→ Challenge
Give every line back verbatim, dropping all images.

□ □ □ □ □

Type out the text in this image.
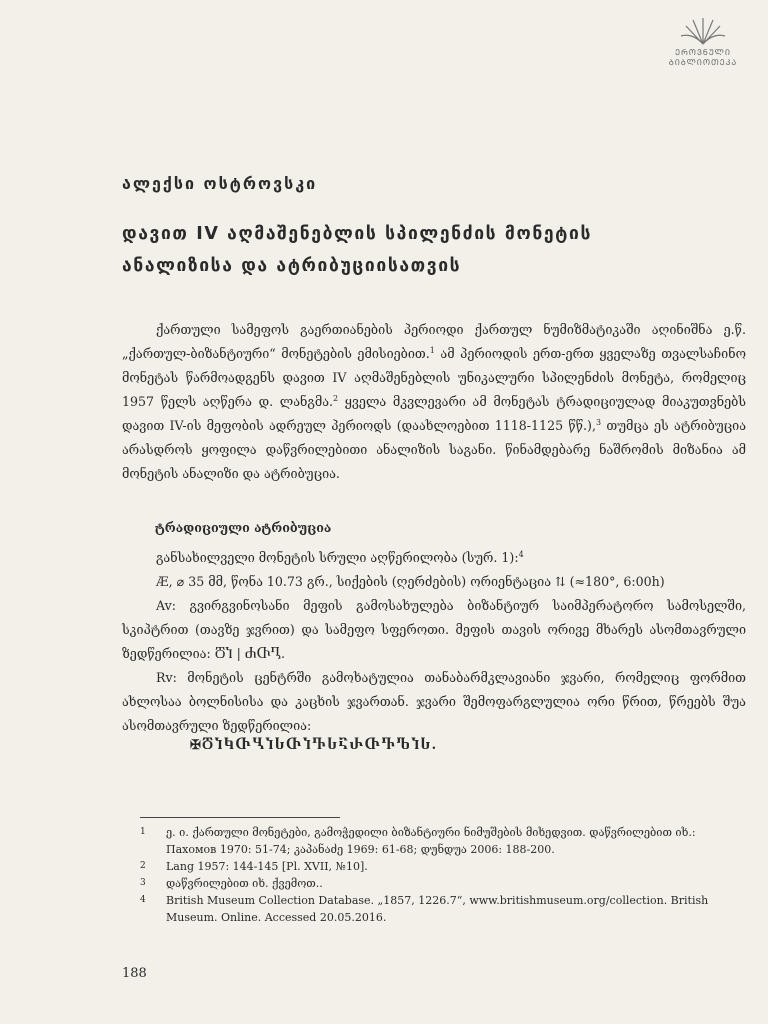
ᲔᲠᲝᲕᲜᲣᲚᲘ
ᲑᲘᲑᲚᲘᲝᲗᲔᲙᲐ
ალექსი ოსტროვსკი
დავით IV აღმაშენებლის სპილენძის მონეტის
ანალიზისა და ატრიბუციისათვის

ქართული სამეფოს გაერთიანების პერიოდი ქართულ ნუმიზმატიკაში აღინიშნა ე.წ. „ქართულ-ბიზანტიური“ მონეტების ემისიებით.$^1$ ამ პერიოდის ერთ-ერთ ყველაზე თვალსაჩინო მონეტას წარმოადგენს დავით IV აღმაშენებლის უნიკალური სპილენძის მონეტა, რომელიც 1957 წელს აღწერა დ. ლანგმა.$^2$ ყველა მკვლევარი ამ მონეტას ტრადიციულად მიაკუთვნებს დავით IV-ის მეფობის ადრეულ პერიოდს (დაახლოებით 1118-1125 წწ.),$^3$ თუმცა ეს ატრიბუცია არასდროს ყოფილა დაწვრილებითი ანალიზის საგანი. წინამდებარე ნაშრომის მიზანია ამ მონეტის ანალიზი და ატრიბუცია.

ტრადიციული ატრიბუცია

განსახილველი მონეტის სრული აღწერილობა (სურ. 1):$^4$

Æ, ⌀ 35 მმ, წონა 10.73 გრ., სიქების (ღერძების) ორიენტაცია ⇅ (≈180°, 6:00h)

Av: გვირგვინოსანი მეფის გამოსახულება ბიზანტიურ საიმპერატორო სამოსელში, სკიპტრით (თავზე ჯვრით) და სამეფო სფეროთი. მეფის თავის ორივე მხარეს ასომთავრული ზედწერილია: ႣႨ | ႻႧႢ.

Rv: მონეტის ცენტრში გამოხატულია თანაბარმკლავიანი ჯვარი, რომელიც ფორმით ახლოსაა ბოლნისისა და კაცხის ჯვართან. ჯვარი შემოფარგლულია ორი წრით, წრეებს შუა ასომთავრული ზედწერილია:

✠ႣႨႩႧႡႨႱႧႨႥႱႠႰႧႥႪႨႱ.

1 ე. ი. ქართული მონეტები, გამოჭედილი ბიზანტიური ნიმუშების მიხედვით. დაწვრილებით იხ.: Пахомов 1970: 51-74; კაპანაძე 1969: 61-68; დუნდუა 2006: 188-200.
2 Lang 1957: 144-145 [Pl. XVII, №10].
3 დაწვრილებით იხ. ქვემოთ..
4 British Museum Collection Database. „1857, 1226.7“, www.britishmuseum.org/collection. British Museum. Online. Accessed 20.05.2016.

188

□ □ □ □ □

→ Task response
Type out the text in this image.
ᲔᲠᲝᲕᲜᲣᲚᲘ
ᲑᲘᲑᲚᲘᲝᲗᲔᲙᲐ
ალექსი ოსტროვსკი
დავით IV აღმაშენებლის სპილენძის მონეტის
ანალიზისა და ატრიბუციისათვის

ქართული სამეფოს გაერთიანების პერიოდი ქართულ ნუმიზმატიკაში აღინიშნა ე.წ. „ქართულ-ბიზანტიური“ მონეტების ემისიებით.$^1$ ამ პერიოდის ერთ-ერთ ყველაზე თვალსაჩინო მონეტას წარმოადგენს დავით IV აღმაშენებლის უნიკალური სპილენძის მონეტა, რომელიც 1957 წელს აღწერა დ. ლანგმა.$^2$ ყველა მკვლევარი ამ მონეტას ტრადიციულად მიაკუთვნებს დავით IV-ის მეფობის ადრეულ პერიოდს (დაახლოებით 1118-1125 წწ.),$^3$ თუმცა ეს ატრიბუცია არასდროს ყოფილა დაწვრილებითი ანალიზის საგანი. წინამდებარე ნაშრომის მიზანია ამ მონეტის ანალიზი და ატრიბუცია.

ტრადიციული ატრიბუცია

განსახილველი მონეტის სრული აღწერილობა (სურ. 1):$^4$

Æ, ⌀ 35 მმ, წონა 10.73 გრ., სიქების (ღერძების) ორიენტაცია ⇅ (≈180°, 6:00h)

Av: გვირგვინოსანი მეფის გამოსახულება ბიზანტიურ საიმპერატორო სამოსელში, სკიპტრით (თავზე ჯვრით) და სამეფო სფეროთი. მეფის თავის ორივე მხარეს ასომთავრული ზედწერილია: ႣႨ | ႻႧႢ.

Rv: მონეტის ცენტრში გამოხატულია თანაბარმკლავიანი ჯვარი, რომელიც ფორმით ახლოსაა ბოლნისისა და კაცხის ჯვართან. ჯვარი შემოფარგლულია ორი წრით, წრეებს შუა ასომთავრული ზედწერილია:

✠ႣႨႩႧႡႨႱႧႨႥႱႠႰႧႥႪႨႱ.

1 ე. ი. ქართული მონეტები, გამოჭედილი ბიზანტიური ნიმუშების მიხედვით. დაწვრილებით იხ.: Пахомов 1970: 51-74; კაპანაძე 1969: 61-68; დუნდუა 2006: 188-200.
2 Lang 1957: 144-145 [Pl. XVII, №10].
3 დაწვრილებით იხ. ქვემოთ..
4 British Museum Collection Database. „1857, 1226.7“, www.britishmuseum.org/collection. British Museum. Online. Accessed 20.05.2016.

188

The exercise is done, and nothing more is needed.